### Given exercise
Search the records for the word "infrastructure" and pick out every line that has it.

### Records to process
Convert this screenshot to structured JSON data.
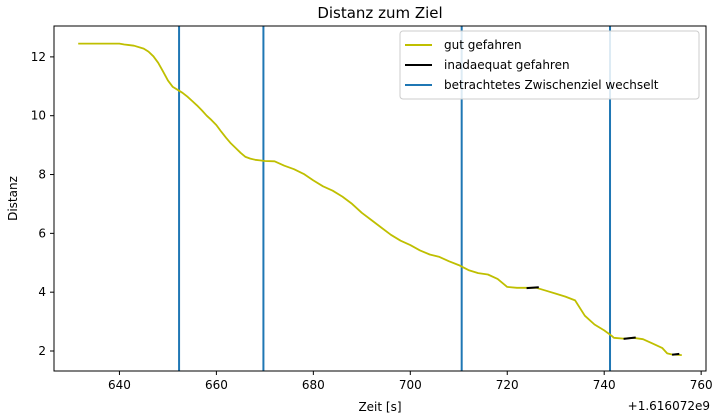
{
  "chart_data": {
    "type": "line",
    "title": "Distanz zum Ziel",
    "xlabel": "Zeit [s]",
    "ylabel": "Distanz",
    "x_offset_label": "+1.616072e9",
    "xlim": [
      626.5,
      761
    ],
    "ylim": [
      1.32,
      13.05
    ],
    "xticks": [
      640,
      660,
      680,
      700,
      720,
      740,
      760
    ],
    "yticks": [
      2,
      4,
      6,
      8,
      10,
      12
    ],
    "grid": false,
    "legend_position": "top-right",
    "series": [
      {
        "name": "gut gefahren",
        "color": "#bfbf00",
        "x": [
          631.5,
          636,
          640,
          641,
          643,
          645,
          646,
          647,
          648,
          649,
          650,
          651,
          652,
          653,
          654,
          655,
          656,
          657,
          658,
          659,
          660,
          661,
          662,
          663,
          664,
          665,
          666,
          667,
          668,
          669,
          670,
          672,
          674,
          676,
          678,
          680,
          682,
          684,
          686,
          688,
          690,
          692,
          694,
          696,
          698,
          700,
          702,
          704,
          706,
          708,
          710,
          712,
          714,
          716,
          718,
          720,
          722,
          724,
          726,
          728,
          730,
          732,
          734,
          736,
          738,
          740,
          741.5,
          742,
          744,
          746,
          748,
          750,
          752,
          753,
          754,
          756
        ],
        "y": [
          12.45,
          12.45,
          12.45,
          12.42,
          12.38,
          12.28,
          12.18,
          12.02,
          11.8,
          11.5,
          11.2,
          10.98,
          10.88,
          10.78,
          10.65,
          10.5,
          10.35,
          10.18,
          10.0,
          9.85,
          9.68,
          9.46,
          9.25,
          9.06,
          8.9,
          8.74,
          8.6,
          8.54,
          8.5,
          8.48,
          8.46,
          8.45,
          8.3,
          8.18,
          8.02,
          7.8,
          7.6,
          7.45,
          7.25,
          7.0,
          6.7,
          6.45,
          6.2,
          5.95,
          5.75,
          5.6,
          5.42,
          5.28,
          5.2,
          5.05,
          4.92,
          4.75,
          4.65,
          4.6,
          4.45,
          4.18,
          4.15,
          4.15,
          4.15,
          4.05,
          3.95,
          3.85,
          3.72,
          3.2,
          2.9,
          2.7,
          2.52,
          2.45,
          2.42,
          2.45,
          2.4,
          2.25,
          2.1,
          1.92,
          1.88,
          1.86
        ]
      },
      {
        "name": "inadaequat gefahren",
        "color": "#000000",
        "segments": [
          {
            "x": [
              724,
              726.5
            ],
            "y": [
              4.14,
              4.17
            ]
          },
          {
            "x": [
              744,
              746.5
            ],
            "y": [
              2.41,
              2.46
            ]
          },
          {
            "x": [
              754,
              755.5
            ],
            "y": [
              1.87,
              1.9
            ]
          }
        ]
      },
      {
        "name": "betrachtetes Zwischenziel wechselt",
        "color": "#1f77b4",
        "vlines": [
          652.3,
          669.7,
          710.6,
          741.2
        ]
      }
    ]
  }
}
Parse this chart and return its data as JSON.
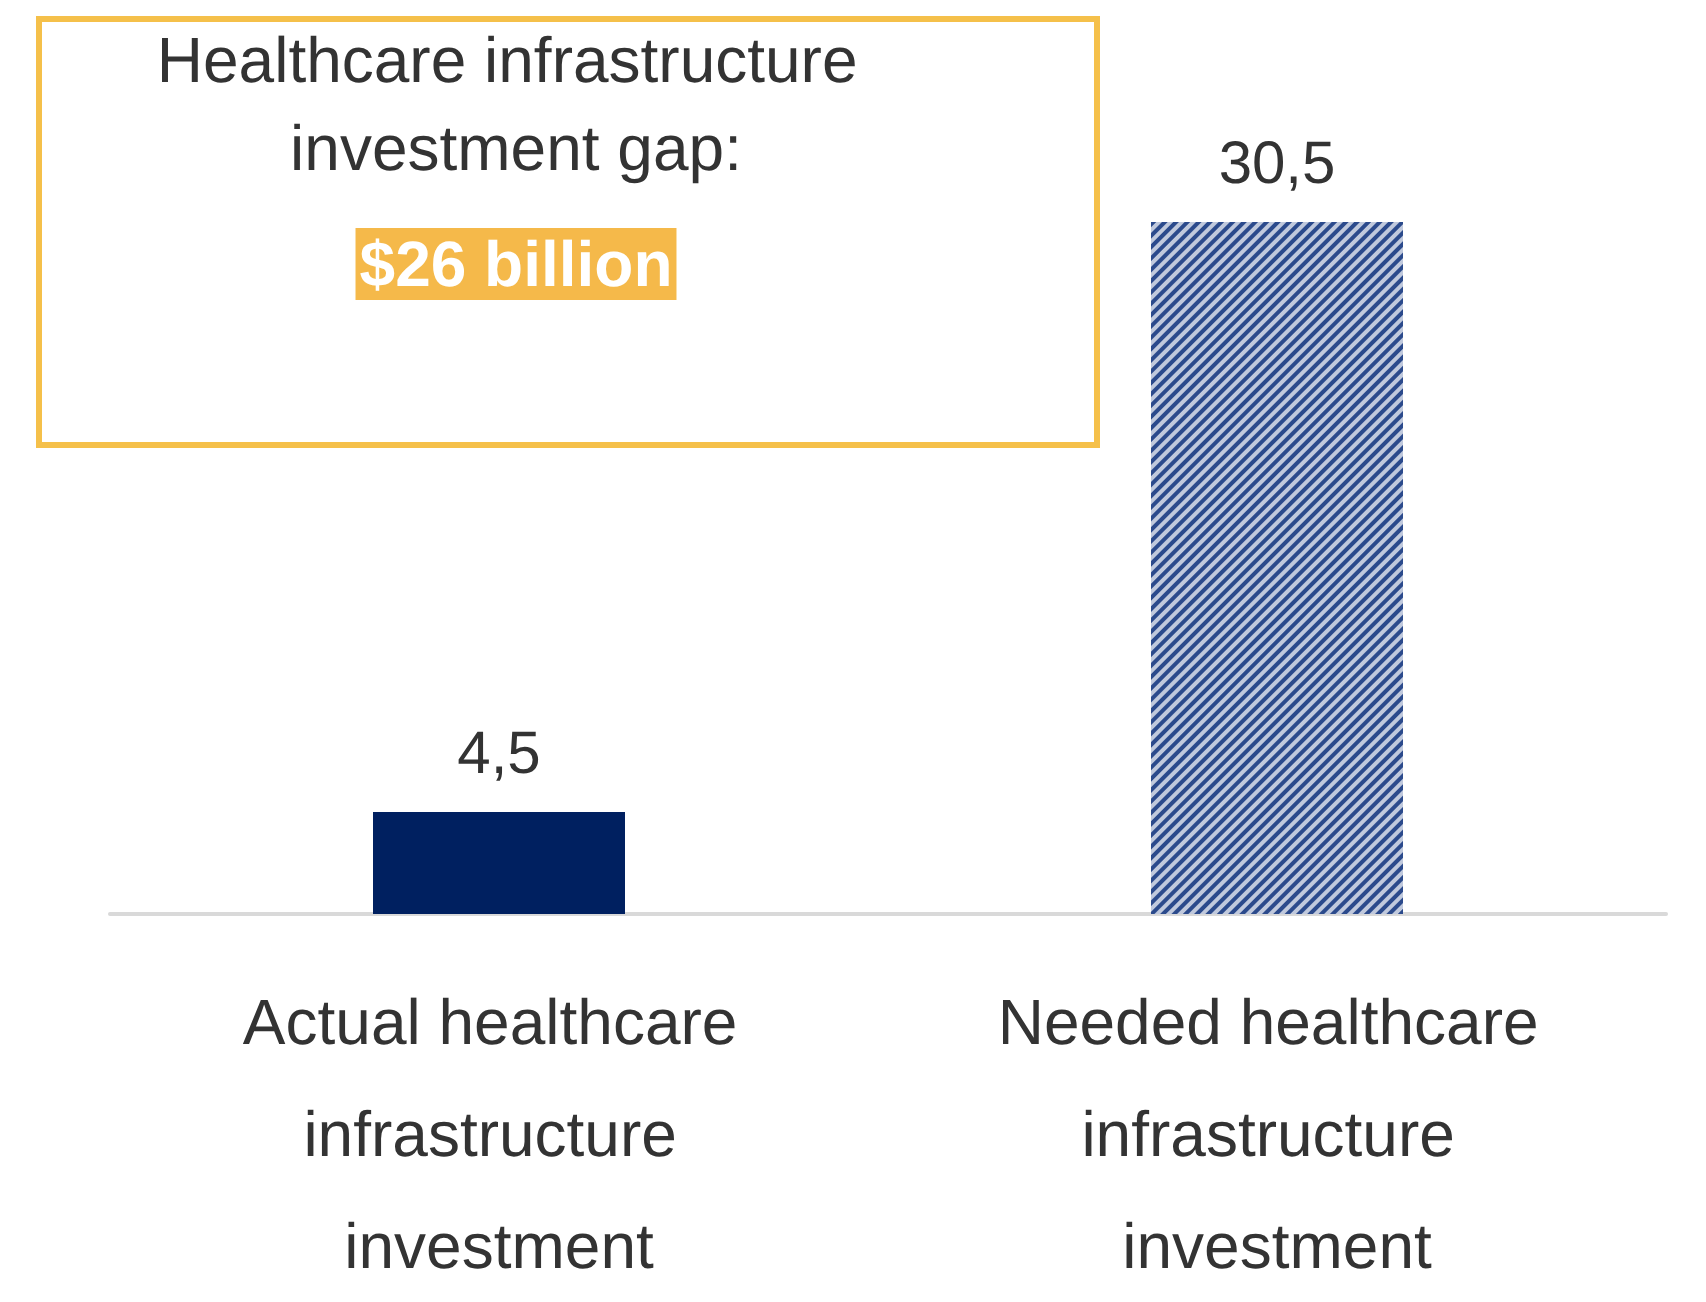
{
  "chart_data": {
    "type": "bar",
    "categories": [
      "Actual healthcare infrastructure investment",
      "Needed healthcare infrastructure investment"
    ],
    "values": [
      4.5,
      30.5
    ],
    "value_labels": [
      "4,5",
      "30,5"
    ],
    "colors": [
      "#002060",
      "#2b4a8c"
    ],
    "annotations": [
      "Healthcare infrastructure investment gap:",
      "$26 billion"
    ]
  }
}
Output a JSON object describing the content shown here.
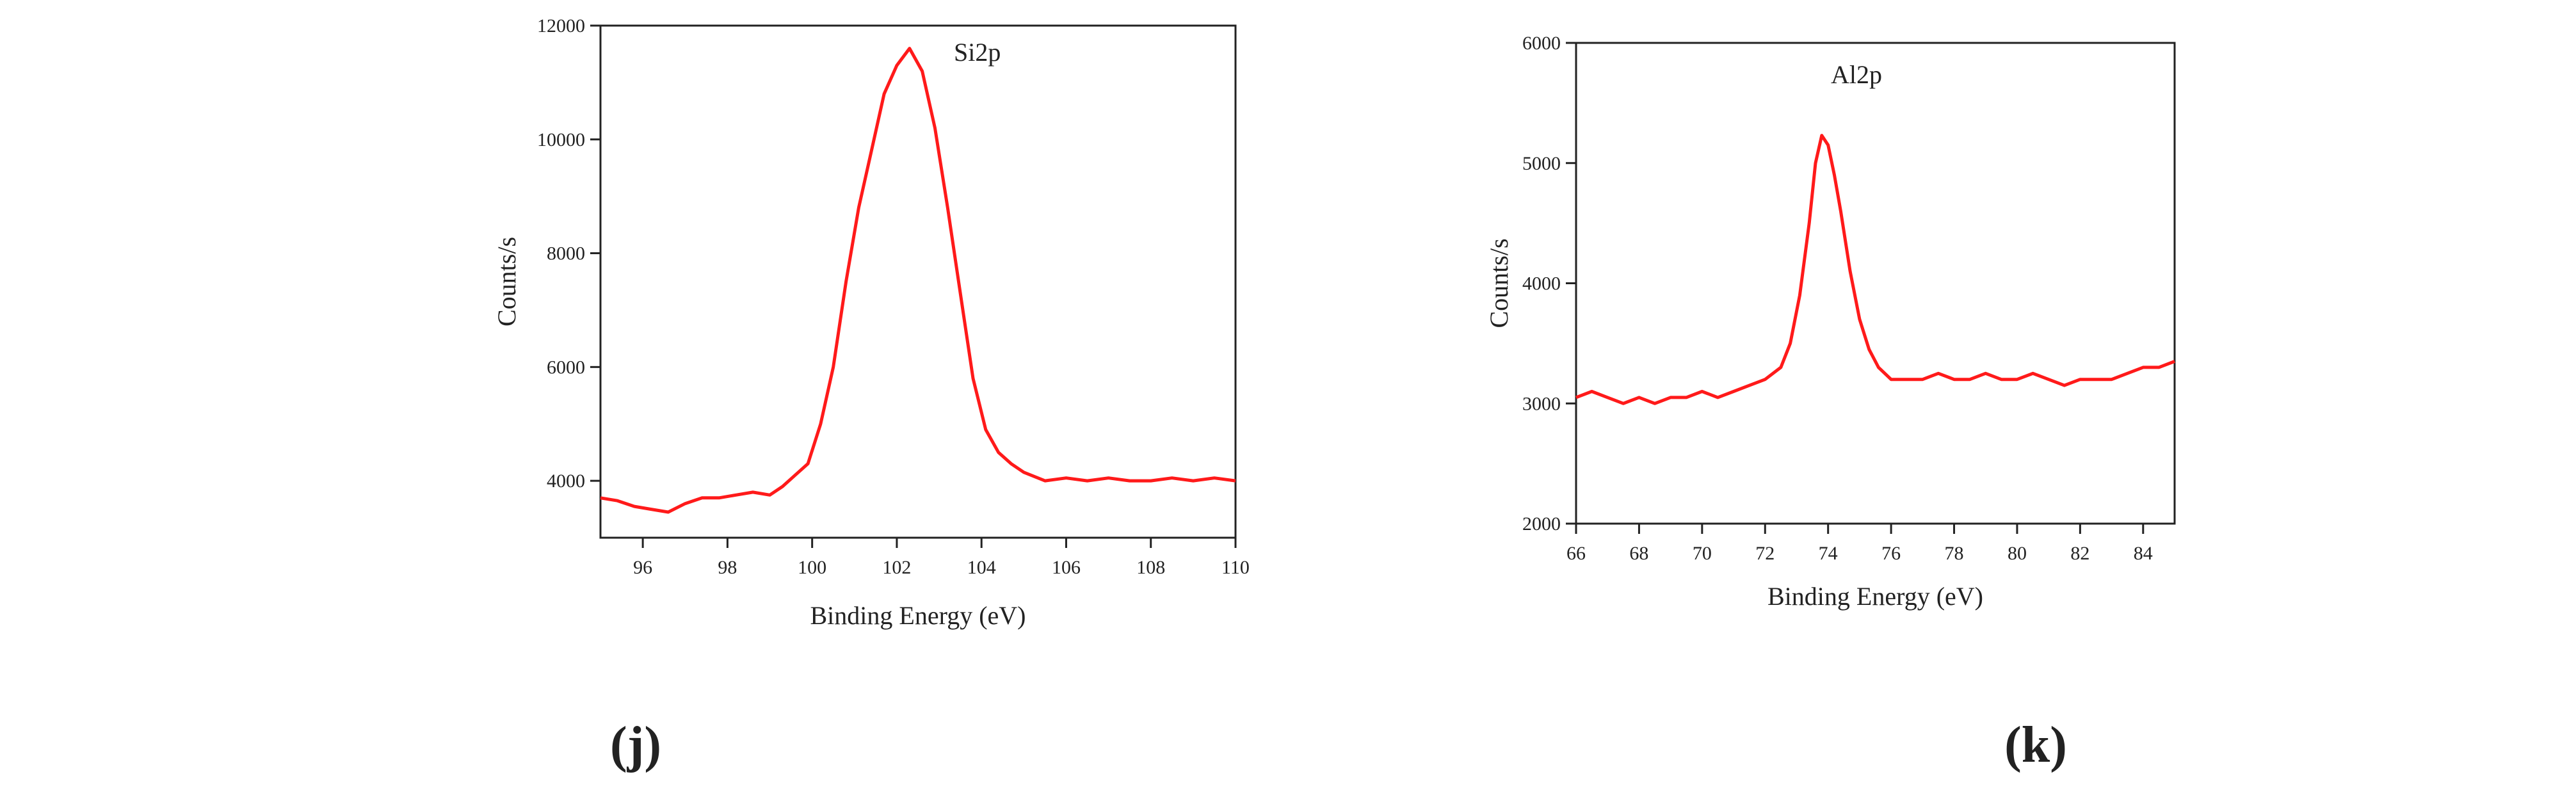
{
  "chart_data": [
    {
      "panel": "(j)",
      "type": "line",
      "annotation": "Si2p",
      "xlabel": "Binding Energy (eV)",
      "ylabel": "Counts/s",
      "xlim": [
        95,
        110
      ],
      "ylim": [
        3000,
        12000
      ],
      "xticks": [
        96,
        98,
        100,
        102,
        104,
        106,
        108,
        110
      ],
      "yticks": [
        4000,
        6000,
        8000,
        10000,
        12000
      ],
      "grid": false,
      "series_color": "#ff1a1a",
      "series": [
        {
          "name": "Si2p",
          "points": [
            [
              95.0,
              3700
            ],
            [
              95.4,
              3650
            ],
            [
              95.8,
              3550
            ],
            [
              96.2,
              3500
            ],
            [
              96.6,
              3450
            ],
            [
              97.0,
              3600
            ],
            [
              97.4,
              3700
            ],
            [
              97.8,
              3700
            ],
            [
              98.2,
              3750
            ],
            [
              98.6,
              3800
            ],
            [
              99.0,
              3750
            ],
            [
              99.3,
              3900
            ],
            [
              99.6,
              4100
            ],
            [
              99.9,
              4300
            ],
            [
              100.2,
              5000
            ],
            [
              100.5,
              6000
            ],
            [
              100.8,
              7500
            ],
            [
              101.1,
              8800
            ],
            [
              101.4,
              9800
            ],
            [
              101.7,
              10800
            ],
            [
              102.0,
              11300
            ],
            [
              102.3,
              11600
            ],
            [
              102.6,
              11200
            ],
            [
              102.9,
              10200
            ],
            [
              103.2,
              8800
            ],
            [
              103.5,
              7300
            ],
            [
              103.8,
              5800
            ],
            [
              104.1,
              4900
            ],
            [
              104.4,
              4500
            ],
            [
              104.7,
              4300
            ],
            [
              105.0,
              4150
            ],
            [
              105.5,
              4000
            ],
            [
              106.0,
              4050
            ],
            [
              106.5,
              4000
            ],
            [
              107.0,
              4050
            ],
            [
              107.5,
              4000
            ],
            [
              108.0,
              4000
            ],
            [
              108.5,
              4050
            ],
            [
              109.0,
              4000
            ],
            [
              109.5,
              4050
            ],
            [
              110.0,
              4000
            ]
          ]
        }
      ]
    },
    {
      "panel": "(k)",
      "type": "line",
      "annotation": "Al2p",
      "xlabel": "Binding Energy (eV)",
      "ylabel": "Counts/s",
      "xlim": [
        66,
        85
      ],
      "ylim": [
        2000,
        6000
      ],
      "xticks": [
        66,
        68,
        70,
        72,
        74,
        76,
        78,
        80,
        82,
        84
      ],
      "yticks": [
        2000,
        3000,
        4000,
        5000,
        6000
      ],
      "grid": false,
      "series_color": "#ff1a1a",
      "series": [
        {
          "name": "Al2p",
          "points": [
            [
              66.0,
              3050
            ],
            [
              66.5,
              3100
            ],
            [
              67.0,
              3050
            ],
            [
              67.5,
              3000
            ],
            [
              68.0,
              3050
            ],
            [
              68.5,
              3000
            ],
            [
              69.0,
              3050
            ],
            [
              69.5,
              3050
            ],
            [
              70.0,
              3100
            ],
            [
              70.5,
              3050
            ],
            [
              71.0,
              3100
            ],
            [
              71.5,
              3150
            ],
            [
              72.0,
              3200
            ],
            [
              72.5,
              3300
            ],
            [
              72.8,
              3500
            ],
            [
              73.1,
              3900
            ],
            [
              73.4,
              4500
            ],
            [
              73.6,
              5000
            ],
            [
              73.8,
              5230
            ],
            [
              74.0,
              5150
            ],
            [
              74.2,
              4900
            ],
            [
              74.4,
              4600
            ],
            [
              74.7,
              4100
            ],
            [
              75.0,
              3700
            ],
            [
              75.3,
              3450
            ],
            [
              75.6,
              3300
            ],
            [
              76.0,
              3200
            ],
            [
              76.5,
              3200
            ],
            [
              77.0,
              3200
            ],
            [
              77.5,
              3250
            ],
            [
              78.0,
              3200
            ],
            [
              78.5,
              3200
            ],
            [
              79.0,
              3250
            ],
            [
              79.5,
              3200
            ],
            [
              80.0,
              3200
            ],
            [
              80.5,
              3250
            ],
            [
              81.0,
              3200
            ],
            [
              81.5,
              3150
            ],
            [
              82.0,
              3200
            ],
            [
              82.5,
              3200
            ],
            [
              83.0,
              3200
            ],
            [
              83.5,
              3250
            ],
            [
              84.0,
              3300
            ],
            [
              84.5,
              3300
            ],
            [
              85.0,
              3350
            ]
          ]
        }
      ]
    }
  ]
}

### Result
      "Actual healthcare infrastructure investment",
      "Needed healthcare infrastructure investment"
      "Healthcare infrastructure investment gap:",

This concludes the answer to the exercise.